** Start **

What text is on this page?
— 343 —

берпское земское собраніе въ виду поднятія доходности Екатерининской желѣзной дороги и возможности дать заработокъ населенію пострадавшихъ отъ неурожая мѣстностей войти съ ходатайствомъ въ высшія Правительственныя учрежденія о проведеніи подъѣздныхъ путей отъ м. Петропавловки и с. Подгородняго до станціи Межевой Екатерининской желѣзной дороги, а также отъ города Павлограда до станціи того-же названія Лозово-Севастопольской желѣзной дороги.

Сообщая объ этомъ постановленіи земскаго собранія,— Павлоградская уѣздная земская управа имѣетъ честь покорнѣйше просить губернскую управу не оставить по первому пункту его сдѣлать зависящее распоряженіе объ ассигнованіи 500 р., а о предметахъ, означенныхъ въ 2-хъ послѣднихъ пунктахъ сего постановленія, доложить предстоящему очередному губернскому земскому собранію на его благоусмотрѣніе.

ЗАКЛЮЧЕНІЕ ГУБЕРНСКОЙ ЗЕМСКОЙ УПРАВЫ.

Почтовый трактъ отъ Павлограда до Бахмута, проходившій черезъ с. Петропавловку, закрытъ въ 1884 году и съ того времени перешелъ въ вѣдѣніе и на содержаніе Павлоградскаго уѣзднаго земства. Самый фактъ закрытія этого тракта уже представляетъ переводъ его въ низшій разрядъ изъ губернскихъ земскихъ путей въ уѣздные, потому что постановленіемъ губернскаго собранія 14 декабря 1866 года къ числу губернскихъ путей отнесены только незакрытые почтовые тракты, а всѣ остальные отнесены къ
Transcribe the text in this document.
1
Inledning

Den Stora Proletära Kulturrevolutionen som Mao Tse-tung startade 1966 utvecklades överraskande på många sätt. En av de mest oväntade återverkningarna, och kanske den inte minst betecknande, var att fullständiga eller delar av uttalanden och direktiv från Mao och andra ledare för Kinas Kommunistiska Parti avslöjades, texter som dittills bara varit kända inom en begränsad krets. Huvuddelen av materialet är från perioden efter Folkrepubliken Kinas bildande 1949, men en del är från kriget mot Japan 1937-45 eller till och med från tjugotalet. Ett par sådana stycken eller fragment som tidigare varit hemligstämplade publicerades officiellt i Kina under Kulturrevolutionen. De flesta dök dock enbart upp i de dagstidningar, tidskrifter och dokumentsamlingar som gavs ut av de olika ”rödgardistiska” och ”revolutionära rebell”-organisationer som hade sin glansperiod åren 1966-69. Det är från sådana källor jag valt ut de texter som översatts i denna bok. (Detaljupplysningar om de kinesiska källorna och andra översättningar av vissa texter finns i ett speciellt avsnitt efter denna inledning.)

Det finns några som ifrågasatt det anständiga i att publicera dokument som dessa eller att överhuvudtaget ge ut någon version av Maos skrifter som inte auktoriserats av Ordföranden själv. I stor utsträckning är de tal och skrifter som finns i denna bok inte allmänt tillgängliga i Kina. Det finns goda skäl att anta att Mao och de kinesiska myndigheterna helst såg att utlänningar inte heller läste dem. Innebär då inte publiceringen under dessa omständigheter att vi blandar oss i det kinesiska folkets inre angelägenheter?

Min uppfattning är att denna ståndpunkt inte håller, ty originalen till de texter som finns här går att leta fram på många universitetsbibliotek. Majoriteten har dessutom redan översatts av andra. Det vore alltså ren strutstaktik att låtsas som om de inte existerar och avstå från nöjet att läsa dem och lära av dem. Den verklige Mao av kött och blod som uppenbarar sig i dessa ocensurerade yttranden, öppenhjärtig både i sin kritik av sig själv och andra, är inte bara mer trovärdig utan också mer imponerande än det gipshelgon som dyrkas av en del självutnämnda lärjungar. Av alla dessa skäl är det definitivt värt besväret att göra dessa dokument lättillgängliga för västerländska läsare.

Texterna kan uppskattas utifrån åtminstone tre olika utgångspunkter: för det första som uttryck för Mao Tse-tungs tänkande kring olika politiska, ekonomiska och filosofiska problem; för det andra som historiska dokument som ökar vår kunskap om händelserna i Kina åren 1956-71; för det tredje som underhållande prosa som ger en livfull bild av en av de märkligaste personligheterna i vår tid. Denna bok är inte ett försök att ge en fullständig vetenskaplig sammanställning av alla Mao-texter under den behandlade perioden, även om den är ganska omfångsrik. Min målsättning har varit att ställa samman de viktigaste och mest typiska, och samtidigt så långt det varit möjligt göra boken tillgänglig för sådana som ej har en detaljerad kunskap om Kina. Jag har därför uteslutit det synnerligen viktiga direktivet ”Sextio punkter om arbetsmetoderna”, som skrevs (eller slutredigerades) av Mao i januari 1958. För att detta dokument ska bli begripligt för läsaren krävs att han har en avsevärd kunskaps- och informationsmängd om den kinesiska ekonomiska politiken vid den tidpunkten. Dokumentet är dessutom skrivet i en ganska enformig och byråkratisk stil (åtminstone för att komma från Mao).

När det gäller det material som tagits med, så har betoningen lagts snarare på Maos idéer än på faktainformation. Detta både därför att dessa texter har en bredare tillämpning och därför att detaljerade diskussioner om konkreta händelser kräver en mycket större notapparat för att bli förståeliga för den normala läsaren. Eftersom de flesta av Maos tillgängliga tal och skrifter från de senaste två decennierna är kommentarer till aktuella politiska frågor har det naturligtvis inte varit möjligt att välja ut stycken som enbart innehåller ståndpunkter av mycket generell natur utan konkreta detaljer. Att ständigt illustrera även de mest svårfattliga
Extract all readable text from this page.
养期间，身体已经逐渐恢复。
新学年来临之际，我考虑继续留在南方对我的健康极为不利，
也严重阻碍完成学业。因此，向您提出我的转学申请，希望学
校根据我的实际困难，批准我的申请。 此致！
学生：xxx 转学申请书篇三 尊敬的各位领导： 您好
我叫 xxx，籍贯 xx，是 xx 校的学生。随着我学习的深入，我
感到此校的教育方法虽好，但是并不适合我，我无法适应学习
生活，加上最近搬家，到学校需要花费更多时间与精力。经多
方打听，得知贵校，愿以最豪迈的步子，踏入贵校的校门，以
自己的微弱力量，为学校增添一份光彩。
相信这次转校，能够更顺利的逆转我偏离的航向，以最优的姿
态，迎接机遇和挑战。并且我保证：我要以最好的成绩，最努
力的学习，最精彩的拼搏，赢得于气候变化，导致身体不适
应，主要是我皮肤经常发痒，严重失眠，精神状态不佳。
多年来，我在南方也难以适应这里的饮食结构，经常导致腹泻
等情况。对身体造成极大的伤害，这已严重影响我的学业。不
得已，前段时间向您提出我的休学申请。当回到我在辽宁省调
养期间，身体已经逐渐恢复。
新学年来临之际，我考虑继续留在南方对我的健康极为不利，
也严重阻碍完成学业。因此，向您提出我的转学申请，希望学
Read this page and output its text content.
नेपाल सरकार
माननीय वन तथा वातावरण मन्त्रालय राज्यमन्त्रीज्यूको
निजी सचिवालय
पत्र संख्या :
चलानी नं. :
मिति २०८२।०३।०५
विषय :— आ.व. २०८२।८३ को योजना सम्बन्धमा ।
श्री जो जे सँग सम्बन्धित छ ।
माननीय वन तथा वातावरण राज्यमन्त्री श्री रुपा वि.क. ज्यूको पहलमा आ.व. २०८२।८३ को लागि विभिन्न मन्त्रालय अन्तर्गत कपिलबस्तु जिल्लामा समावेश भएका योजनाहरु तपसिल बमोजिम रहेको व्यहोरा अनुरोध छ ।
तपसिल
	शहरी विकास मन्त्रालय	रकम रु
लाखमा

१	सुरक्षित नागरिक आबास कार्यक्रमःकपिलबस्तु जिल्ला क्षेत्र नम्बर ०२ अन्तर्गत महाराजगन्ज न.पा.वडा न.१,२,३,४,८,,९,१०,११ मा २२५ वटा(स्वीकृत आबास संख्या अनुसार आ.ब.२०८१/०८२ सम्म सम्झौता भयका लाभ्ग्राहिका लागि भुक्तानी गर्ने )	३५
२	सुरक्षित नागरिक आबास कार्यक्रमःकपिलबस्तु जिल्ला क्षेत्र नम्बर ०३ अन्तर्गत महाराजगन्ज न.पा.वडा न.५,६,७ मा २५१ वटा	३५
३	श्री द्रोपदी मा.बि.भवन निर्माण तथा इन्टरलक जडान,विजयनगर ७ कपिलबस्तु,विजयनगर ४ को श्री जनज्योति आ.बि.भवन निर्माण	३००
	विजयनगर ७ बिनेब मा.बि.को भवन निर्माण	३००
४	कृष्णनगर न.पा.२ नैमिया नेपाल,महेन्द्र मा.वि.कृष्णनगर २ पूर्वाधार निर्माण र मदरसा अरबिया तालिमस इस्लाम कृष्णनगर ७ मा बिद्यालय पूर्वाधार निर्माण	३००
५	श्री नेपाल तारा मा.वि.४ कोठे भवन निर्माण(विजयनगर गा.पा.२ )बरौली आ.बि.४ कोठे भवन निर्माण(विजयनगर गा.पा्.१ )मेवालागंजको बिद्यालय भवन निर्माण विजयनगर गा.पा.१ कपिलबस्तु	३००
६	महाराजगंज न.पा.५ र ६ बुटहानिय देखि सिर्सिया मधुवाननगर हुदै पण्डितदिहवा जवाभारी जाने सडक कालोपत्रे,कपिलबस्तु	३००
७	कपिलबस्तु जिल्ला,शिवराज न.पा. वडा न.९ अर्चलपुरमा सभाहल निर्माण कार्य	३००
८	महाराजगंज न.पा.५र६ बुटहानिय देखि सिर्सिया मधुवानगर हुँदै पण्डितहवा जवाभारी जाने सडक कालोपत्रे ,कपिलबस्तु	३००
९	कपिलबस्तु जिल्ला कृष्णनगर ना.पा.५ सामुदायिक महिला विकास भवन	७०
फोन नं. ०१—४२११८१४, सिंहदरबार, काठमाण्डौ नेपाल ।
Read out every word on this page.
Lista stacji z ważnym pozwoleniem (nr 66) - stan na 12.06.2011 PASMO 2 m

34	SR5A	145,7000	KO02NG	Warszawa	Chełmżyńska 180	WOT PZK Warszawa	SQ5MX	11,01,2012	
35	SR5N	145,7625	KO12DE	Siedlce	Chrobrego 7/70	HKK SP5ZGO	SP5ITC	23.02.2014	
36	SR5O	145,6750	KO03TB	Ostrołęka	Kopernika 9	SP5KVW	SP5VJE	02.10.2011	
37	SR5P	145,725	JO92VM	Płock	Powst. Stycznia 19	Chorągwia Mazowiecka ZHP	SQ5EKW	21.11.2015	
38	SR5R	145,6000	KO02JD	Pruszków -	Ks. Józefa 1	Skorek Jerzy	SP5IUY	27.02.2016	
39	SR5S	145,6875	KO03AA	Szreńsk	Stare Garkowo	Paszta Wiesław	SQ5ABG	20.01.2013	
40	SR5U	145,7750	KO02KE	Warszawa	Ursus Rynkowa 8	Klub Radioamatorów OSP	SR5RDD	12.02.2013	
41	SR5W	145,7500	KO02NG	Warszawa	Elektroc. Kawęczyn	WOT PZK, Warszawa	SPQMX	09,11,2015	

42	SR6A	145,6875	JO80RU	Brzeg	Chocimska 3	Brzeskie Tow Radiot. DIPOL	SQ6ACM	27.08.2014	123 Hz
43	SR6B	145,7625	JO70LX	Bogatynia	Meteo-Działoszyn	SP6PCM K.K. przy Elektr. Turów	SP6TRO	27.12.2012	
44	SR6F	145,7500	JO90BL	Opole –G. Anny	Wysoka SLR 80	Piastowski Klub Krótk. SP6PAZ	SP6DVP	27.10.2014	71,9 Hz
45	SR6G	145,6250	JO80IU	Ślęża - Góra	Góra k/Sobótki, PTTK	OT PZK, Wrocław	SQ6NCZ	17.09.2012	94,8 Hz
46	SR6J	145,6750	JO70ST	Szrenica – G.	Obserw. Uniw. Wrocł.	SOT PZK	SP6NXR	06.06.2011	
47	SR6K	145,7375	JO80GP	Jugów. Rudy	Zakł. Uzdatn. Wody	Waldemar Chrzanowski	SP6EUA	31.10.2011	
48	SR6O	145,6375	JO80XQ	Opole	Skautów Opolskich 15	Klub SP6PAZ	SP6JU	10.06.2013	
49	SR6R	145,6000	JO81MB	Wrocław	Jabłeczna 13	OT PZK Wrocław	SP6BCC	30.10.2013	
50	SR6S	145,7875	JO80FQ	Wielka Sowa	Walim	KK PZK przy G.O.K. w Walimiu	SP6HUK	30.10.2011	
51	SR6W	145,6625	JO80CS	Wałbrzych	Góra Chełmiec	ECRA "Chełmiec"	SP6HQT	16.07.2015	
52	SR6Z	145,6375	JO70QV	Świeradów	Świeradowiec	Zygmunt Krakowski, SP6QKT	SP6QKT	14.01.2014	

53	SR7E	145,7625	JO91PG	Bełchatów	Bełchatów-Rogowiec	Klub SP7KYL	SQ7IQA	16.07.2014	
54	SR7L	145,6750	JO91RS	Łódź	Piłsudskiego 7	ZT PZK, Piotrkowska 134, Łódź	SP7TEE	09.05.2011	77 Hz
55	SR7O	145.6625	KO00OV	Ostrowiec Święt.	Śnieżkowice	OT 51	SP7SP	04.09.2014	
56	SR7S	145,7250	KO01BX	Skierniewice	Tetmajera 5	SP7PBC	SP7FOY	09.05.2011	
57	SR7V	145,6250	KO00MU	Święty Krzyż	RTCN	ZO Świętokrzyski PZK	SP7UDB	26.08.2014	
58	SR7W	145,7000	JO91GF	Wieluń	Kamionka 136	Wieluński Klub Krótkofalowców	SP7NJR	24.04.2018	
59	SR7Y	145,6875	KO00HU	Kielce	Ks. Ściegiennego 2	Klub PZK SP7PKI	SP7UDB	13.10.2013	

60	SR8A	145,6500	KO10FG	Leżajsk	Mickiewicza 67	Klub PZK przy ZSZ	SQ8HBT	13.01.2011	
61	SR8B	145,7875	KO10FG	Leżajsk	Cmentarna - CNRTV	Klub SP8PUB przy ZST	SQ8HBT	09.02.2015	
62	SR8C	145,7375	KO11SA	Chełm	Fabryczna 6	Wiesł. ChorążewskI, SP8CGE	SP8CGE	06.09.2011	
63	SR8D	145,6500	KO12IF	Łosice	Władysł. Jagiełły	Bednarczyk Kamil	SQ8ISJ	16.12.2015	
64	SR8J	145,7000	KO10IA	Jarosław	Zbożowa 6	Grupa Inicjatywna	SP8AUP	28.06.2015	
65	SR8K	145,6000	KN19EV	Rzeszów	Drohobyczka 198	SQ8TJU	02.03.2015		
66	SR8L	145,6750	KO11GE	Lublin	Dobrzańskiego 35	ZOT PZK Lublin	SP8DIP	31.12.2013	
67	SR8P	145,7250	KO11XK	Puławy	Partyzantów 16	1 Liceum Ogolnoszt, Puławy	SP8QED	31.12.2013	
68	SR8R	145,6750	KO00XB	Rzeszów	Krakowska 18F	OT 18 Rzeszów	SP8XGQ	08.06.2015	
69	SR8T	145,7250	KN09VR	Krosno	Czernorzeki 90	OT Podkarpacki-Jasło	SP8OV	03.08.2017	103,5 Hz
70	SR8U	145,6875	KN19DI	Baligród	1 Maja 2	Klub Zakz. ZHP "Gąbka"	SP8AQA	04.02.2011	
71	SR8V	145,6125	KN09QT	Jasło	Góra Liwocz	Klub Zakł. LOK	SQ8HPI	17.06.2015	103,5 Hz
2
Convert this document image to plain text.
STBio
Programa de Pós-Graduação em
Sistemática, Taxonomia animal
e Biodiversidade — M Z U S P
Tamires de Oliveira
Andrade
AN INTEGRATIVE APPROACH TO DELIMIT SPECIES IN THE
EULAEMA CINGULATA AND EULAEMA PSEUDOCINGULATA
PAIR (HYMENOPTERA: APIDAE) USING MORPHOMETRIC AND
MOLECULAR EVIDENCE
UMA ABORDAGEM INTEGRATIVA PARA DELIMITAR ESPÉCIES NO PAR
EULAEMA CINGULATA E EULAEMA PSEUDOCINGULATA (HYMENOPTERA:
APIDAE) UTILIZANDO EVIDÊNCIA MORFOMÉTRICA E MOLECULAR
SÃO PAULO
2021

** End **

### Task requirements
Filter the entries and copy out every line with the word "HYMENOPTERA".

### Complete response
PAIR (HYMENOPTERA: APIDAE) USING MORPHOMETRIC AND
EULAEMA CINGULATA E EULAEMA PSEUDOCINGULATA (HYMENOPTERA:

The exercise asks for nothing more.